**Entries provided**.
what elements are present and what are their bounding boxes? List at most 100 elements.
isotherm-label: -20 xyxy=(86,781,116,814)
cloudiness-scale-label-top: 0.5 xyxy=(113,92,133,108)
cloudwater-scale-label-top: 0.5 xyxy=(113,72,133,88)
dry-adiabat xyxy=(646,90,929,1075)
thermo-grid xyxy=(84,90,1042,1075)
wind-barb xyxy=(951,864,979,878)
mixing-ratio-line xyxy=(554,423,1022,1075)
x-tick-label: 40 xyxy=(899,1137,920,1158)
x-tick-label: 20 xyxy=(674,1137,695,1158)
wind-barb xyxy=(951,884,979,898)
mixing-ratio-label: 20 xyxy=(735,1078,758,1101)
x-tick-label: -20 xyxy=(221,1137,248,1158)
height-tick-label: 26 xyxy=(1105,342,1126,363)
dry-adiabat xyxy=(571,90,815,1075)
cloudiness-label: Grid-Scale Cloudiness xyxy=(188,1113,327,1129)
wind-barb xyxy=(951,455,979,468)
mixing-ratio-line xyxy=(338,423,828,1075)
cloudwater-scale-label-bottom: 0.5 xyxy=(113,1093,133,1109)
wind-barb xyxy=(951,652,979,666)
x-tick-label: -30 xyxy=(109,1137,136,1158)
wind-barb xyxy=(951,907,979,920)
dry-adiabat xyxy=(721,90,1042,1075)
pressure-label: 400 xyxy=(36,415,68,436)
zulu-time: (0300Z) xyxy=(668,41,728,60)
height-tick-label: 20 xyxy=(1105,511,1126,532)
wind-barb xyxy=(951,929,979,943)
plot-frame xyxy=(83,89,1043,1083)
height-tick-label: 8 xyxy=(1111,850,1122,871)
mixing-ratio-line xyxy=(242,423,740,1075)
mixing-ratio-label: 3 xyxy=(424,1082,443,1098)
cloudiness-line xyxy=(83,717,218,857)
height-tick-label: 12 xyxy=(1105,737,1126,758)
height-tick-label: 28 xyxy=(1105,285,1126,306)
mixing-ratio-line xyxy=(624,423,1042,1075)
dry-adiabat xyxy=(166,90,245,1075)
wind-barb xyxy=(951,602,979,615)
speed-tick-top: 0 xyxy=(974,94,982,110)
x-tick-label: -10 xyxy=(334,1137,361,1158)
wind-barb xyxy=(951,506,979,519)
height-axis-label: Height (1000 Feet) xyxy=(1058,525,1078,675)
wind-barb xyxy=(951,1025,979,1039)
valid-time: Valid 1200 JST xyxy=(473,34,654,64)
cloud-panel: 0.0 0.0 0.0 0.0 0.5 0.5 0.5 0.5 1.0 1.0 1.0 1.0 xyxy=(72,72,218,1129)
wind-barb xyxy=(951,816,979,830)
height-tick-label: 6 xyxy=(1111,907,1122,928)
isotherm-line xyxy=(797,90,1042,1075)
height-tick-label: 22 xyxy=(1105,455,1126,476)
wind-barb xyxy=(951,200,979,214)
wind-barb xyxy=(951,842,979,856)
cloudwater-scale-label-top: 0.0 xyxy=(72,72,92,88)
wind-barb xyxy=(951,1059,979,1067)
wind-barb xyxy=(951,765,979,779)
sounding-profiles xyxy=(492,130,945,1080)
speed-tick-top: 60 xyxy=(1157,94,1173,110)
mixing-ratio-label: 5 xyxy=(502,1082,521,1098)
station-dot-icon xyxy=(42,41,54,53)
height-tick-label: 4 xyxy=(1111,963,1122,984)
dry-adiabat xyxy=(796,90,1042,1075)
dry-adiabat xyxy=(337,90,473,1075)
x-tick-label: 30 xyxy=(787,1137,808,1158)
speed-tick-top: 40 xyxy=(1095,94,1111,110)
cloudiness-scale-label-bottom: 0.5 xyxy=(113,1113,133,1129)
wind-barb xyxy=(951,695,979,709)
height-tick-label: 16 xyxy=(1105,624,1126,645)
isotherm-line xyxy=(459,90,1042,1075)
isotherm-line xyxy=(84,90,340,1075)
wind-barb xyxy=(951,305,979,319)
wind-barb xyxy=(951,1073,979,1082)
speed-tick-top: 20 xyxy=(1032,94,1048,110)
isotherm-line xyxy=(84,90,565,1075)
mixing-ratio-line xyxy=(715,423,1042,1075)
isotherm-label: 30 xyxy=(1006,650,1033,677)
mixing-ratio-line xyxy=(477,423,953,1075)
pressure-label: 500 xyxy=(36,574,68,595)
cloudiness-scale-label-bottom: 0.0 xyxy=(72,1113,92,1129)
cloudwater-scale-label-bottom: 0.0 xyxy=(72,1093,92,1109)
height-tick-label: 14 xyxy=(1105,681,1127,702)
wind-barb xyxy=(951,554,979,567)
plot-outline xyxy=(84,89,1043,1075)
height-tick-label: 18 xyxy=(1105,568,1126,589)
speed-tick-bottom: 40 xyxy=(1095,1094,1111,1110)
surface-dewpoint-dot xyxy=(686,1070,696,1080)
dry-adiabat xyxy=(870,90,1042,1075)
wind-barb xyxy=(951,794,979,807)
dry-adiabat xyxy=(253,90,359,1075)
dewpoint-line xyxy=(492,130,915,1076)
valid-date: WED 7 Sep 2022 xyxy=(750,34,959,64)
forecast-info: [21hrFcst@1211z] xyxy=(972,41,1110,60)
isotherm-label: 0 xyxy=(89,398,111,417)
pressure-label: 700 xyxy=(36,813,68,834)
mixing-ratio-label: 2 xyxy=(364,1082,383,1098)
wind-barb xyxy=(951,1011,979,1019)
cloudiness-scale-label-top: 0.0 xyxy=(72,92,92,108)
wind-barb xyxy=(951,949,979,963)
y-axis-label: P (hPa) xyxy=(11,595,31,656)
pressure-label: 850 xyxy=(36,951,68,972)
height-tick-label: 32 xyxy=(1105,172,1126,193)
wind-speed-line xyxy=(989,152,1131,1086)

**Description of the task**. Rewrite every line of the material above as a numbered list, leaving out any blank lines.

**Correct response**.
1. what elements are present and what are their bounding boxes? List at most 100 elements.
2. isotherm-label: -20 xyxy=(86,781,116,814)
3. cloudiness-scale-label-top: 0.5 xyxy=(113,92,133,108)
4. cloudwater-scale-label-top: 0.5 xyxy=(113,72,133,88)
5. dry-adiabat xyxy=(646,90,929,1075)
6. thermo-grid xyxy=(84,90,1042,1075)
7. wind-barb xyxy=(951,864,979,878)
8. mixing-ratio-line xyxy=(554,423,1022,1075)
9. x-tick-label: 40 xyxy=(899,1137,920,1158)
10. x-tick-label: 20 xyxy=(674,1137,695,1158)
11. wind-barb xyxy=(951,884,979,898)
12. mixing-ratio-label: 20 xyxy=(735,1078,758,1101)
13. x-tick-label: -20 xyxy=(221,1137,248,1158)
14. height-tick-label: 26 xyxy=(1105,342,1126,363)
15. dry-adiabat xyxy=(571,90,815,1075)
16. cloudiness-label: Grid-Scale Cloudiness xyxy=(188,1113,327,1129)
17. wind-barb xyxy=(951,455,979,468)
18. mixing-ratio-line xyxy=(338,423,828,1075)
19. cloudwater-scale-label-bottom: 0.5 xyxy=(113,1093,133,1109)
20. wind-barb xyxy=(951,652,979,666)
21. x-tick-label: -30 xyxy=(109,1137,136,1158)
22. wind-barb xyxy=(951,907,979,920)
23. dry-adiabat xyxy=(721,90,1042,1075)
24. pressure-label: 400 xyxy=(36,415,68,436)
25. zulu-time: (0300Z) xyxy=(668,41,728,60)
26. height-tick-label: 20 xyxy=(1105,511,1126,532)
27. wind-barb xyxy=(951,929,979,943)
28. plot-frame xyxy=(83,89,1043,1083)
29. height-tick-label: 8 xyxy=(1111,850,1122,871)
30. mixing-ratio-line xyxy=(242,423,740,1075)
31. mixing-ratio-label: 3 xyxy=(424,1082,443,1098)
32. cloudiness-line xyxy=(83,717,218,857)
33. height-tick-label: 12 xyxy=(1105,737,1126,758)
34. height-tick-label: 28 xyxy=(1105,285,1126,306)
35. mixing-ratio-line xyxy=(624,423,1042,1075)
36. dry-adiabat xyxy=(166,90,245,1075)
37. wind-barb xyxy=(951,602,979,615)
38. speed-tick-top: 0 xyxy=(974,94,982,110)
39. x-tick-label: -10 xyxy=(334,1137,361,1158)
40. wind-barb xyxy=(951,506,979,519)
41. height-axis-label: Height (1000 Feet) xyxy=(1058,525,1078,675)
42. wind-barb xyxy=(951,1025,979,1039)
43. valid-time: Valid 1200 JST xyxy=(473,34,654,64)
44. cloud-panel: 0.0 0.0 0.0 0.0 0.5 0.5 0.5 0.5 1.0 1.0 1.0 1.0 xyxy=(72,72,218,1129)
45. wind-barb xyxy=(951,816,979,830)
46. height-tick-label: 6 xyxy=(1111,907,1122,928)
47. isotherm-line xyxy=(797,90,1042,1075)
48. height-tick-label: 22 xyxy=(1105,455,1126,476)
49. wind-barb xyxy=(951,200,979,214)
50. wind-barb xyxy=(951,842,979,856)
51. cloudwater-scale-label-top: 0.0 xyxy=(72,72,92,88)
52. wind-barb xyxy=(951,1059,979,1067)
53. wind-barb xyxy=(951,765,979,779)
54. sounding-profiles xyxy=(492,130,945,1080)
55. speed-tick-top: 60 xyxy=(1157,94,1173,110)
56. mixing-ratio-label: 5 xyxy=(502,1082,521,1098)
57. station-dot-icon xyxy=(42,41,54,53)
58. height-tick-label: 4 xyxy=(1111,963,1122,984)
59. dry-adiabat xyxy=(796,90,1042,1075)
60. dry-adiabat xyxy=(337,90,473,1075)
61. x-tick-label: 30 xyxy=(787,1137,808,1158)
62. speed-tick-top: 40 xyxy=(1095,94,1111,110)
63. cloudiness-scale-label-bottom: 0.5 xyxy=(113,1113,133,1129)
64. wind-barb xyxy=(951,695,979,709)
65. height-tick-label: 16 xyxy=(1105,624,1126,645)
66. isotherm-line xyxy=(459,90,1042,1075)
67. isotherm-line xyxy=(84,90,340,1075)
68. wind-barb xyxy=(951,305,979,319)
69. wind-barb xyxy=(951,1073,979,1082)
70. speed-tick-top: 20 xyxy=(1032,94,1048,110)
71. isotherm-line xyxy=(84,90,565,1075)
72. mixing-ratio-line xyxy=(715,423,1042,1075)
73. isotherm-label: 30 xyxy=(1006,650,1033,677)
74. mixing-ratio-line xyxy=(477,423,953,1075)
75. pressure-label: 500 xyxy=(36,574,68,595)
76. cloudiness-scale-label-bottom: 0.0 xyxy=(72,1113,92,1129)
77. cloudwater-scale-label-bottom: 0.0 xyxy=(72,1093,92,1109)
78. height-tick-label: 14 xyxy=(1105,681,1127,702)
79. wind-barb xyxy=(951,554,979,567)
80. plot-outline xyxy=(84,89,1043,1075)
81. height-tick-label: 18 xyxy=(1105,568,1126,589)
82. speed-tick-bottom: 40 xyxy=(1095,1094,1111,1110)
83. surface-dewpoint-dot xyxy=(686,1070,696,1080)
84. dry-adiabat xyxy=(870,90,1042,1075)
85. wind-barb xyxy=(951,794,979,807)
86. dry-adiabat xyxy=(253,90,359,1075)
87. dewpoint-line xyxy=(492,130,915,1076)
88. valid-date: WED 7 Sep 2022 xyxy=(750,34,959,64)
89. forecast-info: [21hrFcst@1211z] xyxy=(972,41,1110,60)
90. isotherm-label: 0 xyxy=(89,398,111,417)
91. pressure-label: 700 xyxy=(36,813,68,834)
92. mixing-ratio-label: 2 xyxy=(364,1082,383,1098)
93. wind-barb xyxy=(951,1011,979,1019)
94. cloudiness-scale-label-top: 0.0 xyxy=(72,92,92,108)
95. wind-barb xyxy=(951,949,979,963)
96. y-axis-label: P (hPa) xyxy=(11,595,31,656)
97. pressure-label: 850 xyxy=(36,951,68,972)
98. height-tick-label: 32 xyxy=(1105,172,1126,193)
99. wind-speed-line xyxy=(989,152,1131,1086)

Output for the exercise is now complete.